[Records about charts and figures]
▬▬▬

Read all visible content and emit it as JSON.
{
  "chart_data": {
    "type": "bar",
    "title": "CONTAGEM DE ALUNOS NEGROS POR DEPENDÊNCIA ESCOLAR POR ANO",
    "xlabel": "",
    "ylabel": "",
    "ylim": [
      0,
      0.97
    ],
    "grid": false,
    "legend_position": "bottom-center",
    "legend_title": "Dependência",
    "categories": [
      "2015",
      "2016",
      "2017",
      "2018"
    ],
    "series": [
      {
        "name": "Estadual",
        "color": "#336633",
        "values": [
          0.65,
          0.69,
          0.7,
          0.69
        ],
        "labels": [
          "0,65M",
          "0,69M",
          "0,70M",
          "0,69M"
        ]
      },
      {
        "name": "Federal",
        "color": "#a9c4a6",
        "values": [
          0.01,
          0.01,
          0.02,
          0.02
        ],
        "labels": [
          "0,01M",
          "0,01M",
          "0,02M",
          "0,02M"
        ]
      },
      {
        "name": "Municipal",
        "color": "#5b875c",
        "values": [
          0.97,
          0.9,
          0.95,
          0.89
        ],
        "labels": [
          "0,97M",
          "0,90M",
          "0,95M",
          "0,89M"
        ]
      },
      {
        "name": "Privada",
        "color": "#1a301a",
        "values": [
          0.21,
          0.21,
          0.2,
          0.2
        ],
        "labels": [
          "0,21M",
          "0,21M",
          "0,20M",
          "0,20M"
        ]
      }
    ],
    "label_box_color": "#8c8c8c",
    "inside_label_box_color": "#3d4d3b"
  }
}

▬▬▬

**AIM OF THE TASK**: Copy out every line where the word "name" occurs.

**TASK ANSWER**:
        "name": "Estadual",
        "name": "Federal",
        "name": "Municipal",
        "name": "Privada",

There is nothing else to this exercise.